Work instructions: Wherever a line holds the string "values", copy that line.

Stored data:
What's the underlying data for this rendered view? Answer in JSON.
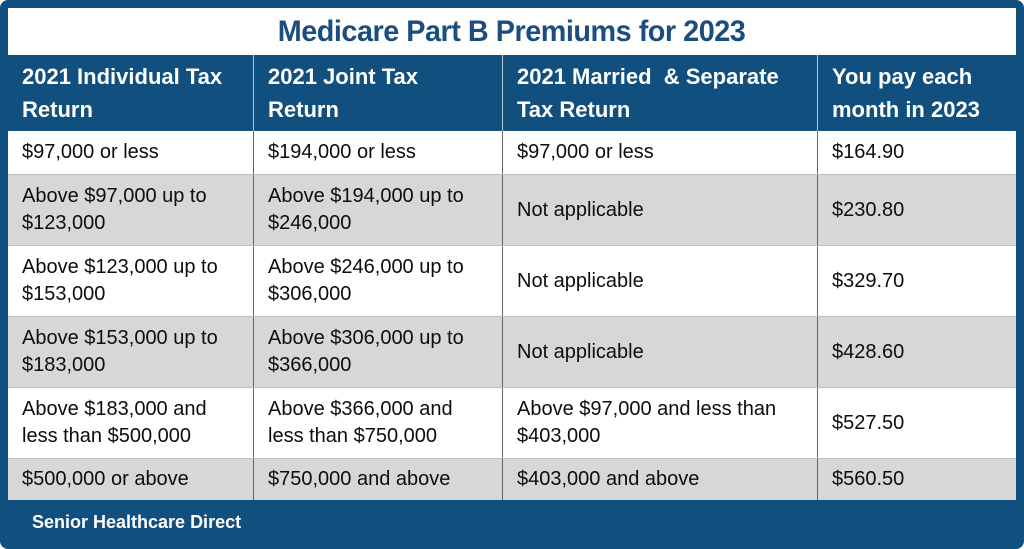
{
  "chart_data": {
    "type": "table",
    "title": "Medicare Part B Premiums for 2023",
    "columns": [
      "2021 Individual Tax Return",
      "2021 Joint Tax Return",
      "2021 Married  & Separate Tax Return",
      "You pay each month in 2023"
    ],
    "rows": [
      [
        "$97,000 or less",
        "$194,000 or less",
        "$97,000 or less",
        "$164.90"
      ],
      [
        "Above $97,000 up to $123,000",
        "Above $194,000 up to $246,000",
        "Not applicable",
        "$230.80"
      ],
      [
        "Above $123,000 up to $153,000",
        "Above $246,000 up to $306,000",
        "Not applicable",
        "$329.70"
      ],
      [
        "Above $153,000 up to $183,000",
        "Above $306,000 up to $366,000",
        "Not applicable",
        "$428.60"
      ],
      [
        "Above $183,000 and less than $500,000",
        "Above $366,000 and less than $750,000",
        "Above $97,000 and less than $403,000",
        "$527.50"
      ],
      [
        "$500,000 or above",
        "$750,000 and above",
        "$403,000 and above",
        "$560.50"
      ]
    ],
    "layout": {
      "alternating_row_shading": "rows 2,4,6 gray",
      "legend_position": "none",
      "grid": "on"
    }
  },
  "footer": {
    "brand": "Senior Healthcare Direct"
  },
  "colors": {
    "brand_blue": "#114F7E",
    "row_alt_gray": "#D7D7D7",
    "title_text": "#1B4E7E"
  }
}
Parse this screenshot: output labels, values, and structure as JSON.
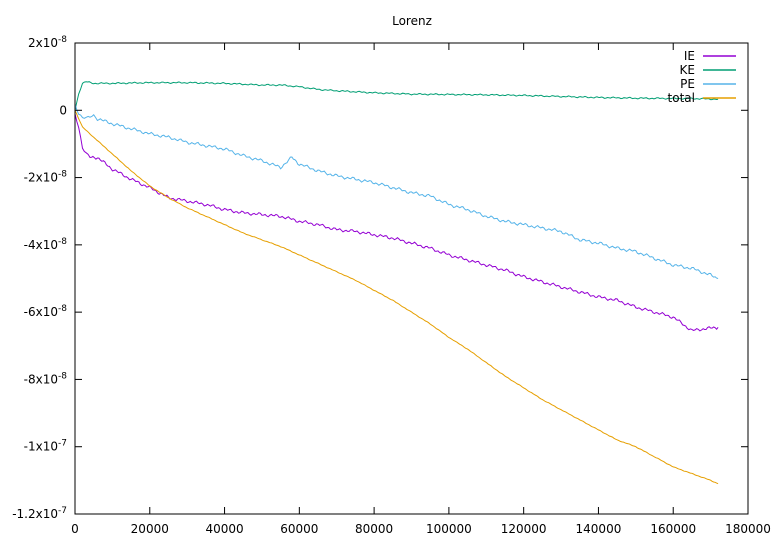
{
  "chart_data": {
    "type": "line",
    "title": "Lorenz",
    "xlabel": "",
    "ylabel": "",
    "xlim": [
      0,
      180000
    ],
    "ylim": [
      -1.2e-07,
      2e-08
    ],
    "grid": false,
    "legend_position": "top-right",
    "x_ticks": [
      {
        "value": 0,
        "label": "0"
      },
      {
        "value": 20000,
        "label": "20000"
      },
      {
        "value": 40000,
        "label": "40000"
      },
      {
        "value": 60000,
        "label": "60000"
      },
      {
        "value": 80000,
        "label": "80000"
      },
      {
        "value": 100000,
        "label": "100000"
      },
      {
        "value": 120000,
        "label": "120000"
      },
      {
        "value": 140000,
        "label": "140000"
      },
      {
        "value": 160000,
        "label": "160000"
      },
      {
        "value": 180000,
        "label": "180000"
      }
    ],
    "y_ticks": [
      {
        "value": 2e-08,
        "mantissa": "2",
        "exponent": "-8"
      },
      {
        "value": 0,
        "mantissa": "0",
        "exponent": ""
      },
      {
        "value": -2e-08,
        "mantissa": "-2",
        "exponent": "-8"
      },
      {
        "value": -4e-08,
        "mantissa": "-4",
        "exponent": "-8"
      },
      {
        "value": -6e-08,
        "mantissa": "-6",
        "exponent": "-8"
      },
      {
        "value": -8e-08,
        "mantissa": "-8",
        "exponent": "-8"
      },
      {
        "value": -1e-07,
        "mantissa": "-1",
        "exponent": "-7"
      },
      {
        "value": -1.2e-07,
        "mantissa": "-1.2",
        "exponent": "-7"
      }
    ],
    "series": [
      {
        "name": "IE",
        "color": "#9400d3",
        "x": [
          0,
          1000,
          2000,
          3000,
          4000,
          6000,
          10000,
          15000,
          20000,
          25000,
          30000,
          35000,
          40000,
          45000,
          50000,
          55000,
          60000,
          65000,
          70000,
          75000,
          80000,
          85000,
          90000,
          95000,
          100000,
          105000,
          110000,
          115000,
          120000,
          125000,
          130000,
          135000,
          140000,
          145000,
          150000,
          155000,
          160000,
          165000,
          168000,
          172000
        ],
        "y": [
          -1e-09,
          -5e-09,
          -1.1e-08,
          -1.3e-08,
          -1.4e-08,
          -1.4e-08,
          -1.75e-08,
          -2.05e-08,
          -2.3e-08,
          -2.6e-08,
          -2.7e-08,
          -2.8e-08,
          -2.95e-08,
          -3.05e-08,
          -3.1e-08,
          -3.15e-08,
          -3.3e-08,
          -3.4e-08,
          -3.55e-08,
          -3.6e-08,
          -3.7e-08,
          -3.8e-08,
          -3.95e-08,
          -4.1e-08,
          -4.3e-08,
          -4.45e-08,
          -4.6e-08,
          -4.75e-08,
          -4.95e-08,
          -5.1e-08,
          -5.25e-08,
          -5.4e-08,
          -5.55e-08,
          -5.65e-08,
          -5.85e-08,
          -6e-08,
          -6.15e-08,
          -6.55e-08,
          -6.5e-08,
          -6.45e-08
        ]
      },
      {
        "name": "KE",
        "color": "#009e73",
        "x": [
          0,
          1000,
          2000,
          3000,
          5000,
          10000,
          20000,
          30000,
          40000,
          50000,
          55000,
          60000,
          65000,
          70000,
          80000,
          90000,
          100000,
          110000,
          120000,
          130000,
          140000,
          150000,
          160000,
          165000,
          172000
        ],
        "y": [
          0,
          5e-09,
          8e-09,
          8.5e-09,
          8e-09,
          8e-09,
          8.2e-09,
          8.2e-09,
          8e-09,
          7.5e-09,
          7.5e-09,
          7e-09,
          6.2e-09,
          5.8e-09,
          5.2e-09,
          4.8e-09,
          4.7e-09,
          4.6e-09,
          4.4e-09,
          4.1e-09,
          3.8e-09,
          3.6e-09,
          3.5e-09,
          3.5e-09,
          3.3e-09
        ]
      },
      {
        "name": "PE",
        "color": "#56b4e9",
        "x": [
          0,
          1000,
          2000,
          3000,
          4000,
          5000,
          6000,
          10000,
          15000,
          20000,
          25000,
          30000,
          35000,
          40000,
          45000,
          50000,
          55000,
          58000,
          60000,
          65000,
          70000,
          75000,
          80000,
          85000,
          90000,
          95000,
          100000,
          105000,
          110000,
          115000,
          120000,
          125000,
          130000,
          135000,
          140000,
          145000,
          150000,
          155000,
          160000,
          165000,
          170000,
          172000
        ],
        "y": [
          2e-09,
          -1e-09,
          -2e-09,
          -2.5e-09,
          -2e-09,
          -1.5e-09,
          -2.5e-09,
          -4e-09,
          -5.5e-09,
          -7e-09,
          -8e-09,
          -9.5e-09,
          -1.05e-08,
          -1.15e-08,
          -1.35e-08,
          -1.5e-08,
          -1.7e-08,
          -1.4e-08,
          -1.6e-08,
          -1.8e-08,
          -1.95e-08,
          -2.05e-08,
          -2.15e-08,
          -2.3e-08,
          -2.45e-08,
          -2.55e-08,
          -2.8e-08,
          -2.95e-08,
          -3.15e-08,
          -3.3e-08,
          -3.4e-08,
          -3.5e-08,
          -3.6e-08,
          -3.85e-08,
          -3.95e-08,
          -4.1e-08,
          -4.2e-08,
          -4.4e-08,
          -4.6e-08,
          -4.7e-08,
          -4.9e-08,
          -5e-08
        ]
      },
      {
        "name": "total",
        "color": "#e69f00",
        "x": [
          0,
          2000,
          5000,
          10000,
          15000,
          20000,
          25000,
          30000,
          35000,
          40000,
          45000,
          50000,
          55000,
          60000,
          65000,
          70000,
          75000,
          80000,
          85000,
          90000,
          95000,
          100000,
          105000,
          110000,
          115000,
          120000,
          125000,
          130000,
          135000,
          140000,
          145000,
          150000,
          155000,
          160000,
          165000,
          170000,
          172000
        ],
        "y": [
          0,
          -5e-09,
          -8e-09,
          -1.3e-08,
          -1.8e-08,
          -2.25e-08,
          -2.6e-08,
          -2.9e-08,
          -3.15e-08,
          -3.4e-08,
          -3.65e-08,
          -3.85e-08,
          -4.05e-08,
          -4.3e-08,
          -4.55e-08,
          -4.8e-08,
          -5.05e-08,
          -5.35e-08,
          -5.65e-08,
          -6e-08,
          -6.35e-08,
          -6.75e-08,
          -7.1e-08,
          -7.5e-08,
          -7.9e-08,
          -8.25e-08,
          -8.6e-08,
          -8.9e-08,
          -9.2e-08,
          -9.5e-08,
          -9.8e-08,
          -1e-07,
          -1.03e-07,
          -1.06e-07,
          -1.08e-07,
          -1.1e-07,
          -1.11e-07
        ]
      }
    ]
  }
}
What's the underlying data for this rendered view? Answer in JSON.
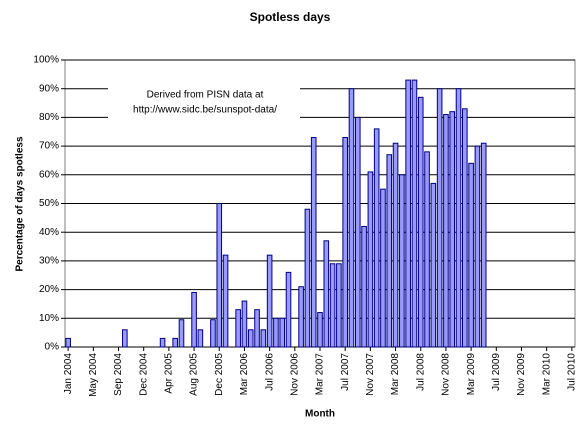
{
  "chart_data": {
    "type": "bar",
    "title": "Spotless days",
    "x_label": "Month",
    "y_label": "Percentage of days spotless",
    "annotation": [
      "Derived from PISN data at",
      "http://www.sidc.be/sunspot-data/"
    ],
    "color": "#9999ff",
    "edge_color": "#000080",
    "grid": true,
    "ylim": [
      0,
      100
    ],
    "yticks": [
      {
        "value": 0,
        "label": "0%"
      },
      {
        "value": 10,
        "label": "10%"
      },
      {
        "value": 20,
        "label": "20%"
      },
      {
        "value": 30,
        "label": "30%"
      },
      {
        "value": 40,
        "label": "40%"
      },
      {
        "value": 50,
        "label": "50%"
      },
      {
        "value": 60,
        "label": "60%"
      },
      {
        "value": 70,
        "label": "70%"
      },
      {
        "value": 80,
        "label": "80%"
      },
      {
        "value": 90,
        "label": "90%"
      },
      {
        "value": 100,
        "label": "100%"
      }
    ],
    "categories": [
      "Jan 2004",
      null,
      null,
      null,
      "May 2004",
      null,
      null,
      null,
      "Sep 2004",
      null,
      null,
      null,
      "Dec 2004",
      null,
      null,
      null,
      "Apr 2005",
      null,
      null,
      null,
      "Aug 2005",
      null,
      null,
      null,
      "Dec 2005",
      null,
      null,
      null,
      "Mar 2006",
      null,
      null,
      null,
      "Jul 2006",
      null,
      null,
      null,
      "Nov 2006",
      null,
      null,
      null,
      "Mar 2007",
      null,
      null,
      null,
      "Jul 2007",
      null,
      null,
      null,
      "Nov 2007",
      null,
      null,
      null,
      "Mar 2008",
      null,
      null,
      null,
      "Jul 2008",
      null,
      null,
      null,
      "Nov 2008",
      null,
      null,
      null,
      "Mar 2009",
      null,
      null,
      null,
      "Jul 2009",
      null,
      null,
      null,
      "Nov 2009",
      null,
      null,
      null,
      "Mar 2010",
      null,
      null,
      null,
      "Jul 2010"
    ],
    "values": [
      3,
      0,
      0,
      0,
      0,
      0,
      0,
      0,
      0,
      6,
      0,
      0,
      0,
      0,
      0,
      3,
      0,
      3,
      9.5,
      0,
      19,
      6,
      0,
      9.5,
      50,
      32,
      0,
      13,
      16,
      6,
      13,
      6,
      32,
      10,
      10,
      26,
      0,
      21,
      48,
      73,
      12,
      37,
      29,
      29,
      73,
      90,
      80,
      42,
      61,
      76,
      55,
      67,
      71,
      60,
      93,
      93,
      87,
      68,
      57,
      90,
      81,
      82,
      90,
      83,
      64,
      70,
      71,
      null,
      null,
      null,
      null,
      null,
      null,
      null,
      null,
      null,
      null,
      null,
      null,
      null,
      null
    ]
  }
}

Answer in full:
Parse this screenshot: output labels, values, and structure as JSON.
    "values": [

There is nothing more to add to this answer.